Problem to solve: Where a line of the listing below includes the word "JSON", reproduce that line.

_ _ _

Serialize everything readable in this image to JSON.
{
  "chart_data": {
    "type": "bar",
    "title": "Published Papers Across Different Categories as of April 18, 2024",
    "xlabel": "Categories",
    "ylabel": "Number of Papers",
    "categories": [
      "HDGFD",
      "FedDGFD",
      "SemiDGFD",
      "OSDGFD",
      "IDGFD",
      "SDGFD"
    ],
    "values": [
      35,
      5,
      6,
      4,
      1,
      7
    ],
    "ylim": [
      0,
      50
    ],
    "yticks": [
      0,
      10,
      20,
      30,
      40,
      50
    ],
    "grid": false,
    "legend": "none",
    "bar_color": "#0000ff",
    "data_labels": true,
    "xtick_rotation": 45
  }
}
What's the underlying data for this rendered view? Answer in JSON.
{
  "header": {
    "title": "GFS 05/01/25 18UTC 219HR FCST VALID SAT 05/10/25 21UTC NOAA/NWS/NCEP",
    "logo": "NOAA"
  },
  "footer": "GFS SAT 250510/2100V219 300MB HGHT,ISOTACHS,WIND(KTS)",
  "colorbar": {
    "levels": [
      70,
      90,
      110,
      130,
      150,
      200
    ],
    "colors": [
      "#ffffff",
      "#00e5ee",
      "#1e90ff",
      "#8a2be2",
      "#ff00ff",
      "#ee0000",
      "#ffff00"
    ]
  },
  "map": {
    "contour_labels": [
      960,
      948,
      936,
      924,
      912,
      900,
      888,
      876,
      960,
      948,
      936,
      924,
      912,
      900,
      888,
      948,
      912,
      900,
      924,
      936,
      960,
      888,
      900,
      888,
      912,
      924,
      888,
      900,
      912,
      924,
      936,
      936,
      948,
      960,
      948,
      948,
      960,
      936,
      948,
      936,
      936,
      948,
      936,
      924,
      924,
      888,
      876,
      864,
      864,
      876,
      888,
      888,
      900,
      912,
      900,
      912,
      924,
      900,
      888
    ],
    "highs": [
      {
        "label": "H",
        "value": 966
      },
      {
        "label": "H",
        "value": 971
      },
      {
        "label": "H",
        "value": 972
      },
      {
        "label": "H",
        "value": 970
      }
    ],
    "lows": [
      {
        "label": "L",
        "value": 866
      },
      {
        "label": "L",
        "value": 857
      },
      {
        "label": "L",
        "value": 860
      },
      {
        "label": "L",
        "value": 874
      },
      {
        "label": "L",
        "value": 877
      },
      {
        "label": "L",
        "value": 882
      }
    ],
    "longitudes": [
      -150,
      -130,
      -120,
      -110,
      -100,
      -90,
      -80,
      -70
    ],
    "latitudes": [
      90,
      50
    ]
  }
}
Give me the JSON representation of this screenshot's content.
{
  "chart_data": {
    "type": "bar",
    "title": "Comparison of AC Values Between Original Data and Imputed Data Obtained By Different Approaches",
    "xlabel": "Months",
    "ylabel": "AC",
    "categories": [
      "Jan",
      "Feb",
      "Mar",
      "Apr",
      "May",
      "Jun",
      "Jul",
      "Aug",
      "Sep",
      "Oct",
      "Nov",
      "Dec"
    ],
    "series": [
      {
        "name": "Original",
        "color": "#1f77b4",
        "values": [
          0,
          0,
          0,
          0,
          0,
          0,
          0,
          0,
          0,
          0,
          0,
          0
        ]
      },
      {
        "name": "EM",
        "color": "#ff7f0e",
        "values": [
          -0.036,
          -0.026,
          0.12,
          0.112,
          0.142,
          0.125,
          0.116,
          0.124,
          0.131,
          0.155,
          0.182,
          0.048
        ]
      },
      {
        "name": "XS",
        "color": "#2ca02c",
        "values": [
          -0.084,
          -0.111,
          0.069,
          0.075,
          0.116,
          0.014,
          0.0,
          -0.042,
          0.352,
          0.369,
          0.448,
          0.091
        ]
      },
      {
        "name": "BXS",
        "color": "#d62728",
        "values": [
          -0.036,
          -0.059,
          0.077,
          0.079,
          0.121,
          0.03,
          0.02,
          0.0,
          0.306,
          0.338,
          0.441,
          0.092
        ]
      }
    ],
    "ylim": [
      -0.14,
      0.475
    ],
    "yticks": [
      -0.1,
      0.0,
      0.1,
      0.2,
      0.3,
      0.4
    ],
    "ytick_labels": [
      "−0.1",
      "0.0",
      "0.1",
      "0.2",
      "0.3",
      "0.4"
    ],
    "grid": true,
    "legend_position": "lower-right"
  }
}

_ _ _

Solved problem:
Serialize everything readable in this image to JSON.
What's the underlying data for this rendered view? Answer in JSON.
Give me the JSON representation of this screenshot's content.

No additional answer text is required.